## What the task requires
Count the lines of the records below that contain the string "close", treating uppercase and lowercase as different, and give only the number.

## Provided data
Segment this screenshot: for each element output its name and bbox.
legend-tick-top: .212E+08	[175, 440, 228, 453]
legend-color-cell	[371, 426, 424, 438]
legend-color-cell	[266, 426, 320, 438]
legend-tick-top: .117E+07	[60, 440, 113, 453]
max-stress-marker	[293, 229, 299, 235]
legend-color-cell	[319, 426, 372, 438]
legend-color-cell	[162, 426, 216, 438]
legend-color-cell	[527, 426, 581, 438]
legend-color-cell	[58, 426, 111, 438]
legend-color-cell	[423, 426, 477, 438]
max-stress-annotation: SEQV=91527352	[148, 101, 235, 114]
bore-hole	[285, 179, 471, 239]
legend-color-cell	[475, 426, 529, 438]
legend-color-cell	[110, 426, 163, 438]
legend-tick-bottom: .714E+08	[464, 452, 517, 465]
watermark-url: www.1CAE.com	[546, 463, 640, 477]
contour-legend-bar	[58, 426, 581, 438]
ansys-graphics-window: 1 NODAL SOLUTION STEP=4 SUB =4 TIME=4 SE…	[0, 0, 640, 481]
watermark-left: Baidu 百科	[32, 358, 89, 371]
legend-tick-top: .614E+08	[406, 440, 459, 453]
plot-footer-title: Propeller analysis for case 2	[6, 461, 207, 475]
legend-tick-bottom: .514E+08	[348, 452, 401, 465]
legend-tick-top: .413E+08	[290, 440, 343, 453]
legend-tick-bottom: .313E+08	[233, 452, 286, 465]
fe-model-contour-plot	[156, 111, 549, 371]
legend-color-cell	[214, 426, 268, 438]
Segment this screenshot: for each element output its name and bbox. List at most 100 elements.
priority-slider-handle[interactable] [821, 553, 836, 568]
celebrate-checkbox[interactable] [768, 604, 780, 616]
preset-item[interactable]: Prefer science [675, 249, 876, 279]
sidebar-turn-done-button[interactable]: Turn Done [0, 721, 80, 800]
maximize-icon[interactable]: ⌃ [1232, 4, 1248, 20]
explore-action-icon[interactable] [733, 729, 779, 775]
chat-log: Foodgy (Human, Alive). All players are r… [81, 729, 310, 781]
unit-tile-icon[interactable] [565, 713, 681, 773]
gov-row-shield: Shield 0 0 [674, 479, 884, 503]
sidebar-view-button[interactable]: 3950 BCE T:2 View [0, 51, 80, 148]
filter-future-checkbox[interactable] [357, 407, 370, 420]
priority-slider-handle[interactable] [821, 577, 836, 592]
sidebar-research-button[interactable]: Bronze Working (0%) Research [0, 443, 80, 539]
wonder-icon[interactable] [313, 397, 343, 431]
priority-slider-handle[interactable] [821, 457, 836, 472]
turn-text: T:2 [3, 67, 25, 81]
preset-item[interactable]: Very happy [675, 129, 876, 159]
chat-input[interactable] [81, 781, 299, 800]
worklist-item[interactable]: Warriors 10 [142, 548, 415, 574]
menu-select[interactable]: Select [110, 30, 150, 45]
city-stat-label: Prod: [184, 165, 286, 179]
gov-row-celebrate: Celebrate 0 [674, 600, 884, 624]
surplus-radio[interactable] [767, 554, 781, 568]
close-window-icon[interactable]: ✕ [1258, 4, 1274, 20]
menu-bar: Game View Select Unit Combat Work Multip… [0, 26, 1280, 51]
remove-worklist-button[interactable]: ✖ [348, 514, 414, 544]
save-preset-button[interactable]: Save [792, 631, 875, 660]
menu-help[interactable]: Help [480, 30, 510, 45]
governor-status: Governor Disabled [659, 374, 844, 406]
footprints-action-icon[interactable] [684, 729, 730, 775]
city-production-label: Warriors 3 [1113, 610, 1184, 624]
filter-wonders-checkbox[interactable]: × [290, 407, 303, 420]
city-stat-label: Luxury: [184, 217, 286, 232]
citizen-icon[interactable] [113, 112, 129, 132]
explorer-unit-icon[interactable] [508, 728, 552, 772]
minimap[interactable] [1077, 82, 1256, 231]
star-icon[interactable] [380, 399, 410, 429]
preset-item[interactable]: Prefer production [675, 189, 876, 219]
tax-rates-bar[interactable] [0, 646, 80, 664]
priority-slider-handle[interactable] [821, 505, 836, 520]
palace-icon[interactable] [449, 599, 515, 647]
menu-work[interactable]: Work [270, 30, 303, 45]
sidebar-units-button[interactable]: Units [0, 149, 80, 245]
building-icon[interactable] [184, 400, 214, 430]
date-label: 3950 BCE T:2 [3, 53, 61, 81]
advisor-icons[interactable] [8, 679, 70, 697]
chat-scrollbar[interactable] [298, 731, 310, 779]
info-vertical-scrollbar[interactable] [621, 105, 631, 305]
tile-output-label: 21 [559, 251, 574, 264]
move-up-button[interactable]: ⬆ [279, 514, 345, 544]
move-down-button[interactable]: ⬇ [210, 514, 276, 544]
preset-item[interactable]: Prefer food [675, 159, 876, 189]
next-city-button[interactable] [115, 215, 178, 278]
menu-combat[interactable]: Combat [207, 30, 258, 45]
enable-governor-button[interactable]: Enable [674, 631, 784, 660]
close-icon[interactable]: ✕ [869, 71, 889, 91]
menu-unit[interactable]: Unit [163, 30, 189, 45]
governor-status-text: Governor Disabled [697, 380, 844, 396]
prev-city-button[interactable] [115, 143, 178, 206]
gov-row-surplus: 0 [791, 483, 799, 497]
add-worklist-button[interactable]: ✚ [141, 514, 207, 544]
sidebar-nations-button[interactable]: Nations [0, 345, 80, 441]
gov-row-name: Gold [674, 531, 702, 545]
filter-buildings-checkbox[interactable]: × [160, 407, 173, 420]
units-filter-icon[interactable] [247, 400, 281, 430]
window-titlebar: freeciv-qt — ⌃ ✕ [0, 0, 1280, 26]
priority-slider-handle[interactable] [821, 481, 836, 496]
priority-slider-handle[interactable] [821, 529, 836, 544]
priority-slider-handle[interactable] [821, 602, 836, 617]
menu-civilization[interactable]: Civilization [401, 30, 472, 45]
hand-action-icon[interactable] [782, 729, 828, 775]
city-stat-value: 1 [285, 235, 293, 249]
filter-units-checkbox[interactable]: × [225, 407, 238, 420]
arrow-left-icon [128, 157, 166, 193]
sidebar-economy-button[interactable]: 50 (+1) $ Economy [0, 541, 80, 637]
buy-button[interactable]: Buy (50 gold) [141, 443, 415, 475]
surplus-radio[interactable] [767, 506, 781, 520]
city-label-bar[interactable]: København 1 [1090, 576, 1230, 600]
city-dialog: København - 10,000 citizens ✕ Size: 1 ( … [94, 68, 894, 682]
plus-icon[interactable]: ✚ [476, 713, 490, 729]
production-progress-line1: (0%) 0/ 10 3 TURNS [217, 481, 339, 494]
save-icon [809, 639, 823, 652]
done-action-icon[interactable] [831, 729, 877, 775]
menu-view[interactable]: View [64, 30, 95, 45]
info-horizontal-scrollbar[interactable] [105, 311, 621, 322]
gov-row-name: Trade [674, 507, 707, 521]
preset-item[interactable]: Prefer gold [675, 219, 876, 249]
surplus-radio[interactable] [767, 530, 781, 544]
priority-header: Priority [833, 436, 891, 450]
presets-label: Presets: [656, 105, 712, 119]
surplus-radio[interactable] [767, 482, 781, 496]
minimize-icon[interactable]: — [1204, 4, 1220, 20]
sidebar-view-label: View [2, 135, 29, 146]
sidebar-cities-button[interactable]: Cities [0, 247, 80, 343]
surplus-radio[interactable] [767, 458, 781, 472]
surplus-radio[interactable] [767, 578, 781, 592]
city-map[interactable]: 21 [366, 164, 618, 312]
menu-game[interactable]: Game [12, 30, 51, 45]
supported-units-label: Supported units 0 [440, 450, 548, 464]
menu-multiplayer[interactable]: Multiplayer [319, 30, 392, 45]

## Result of the task
2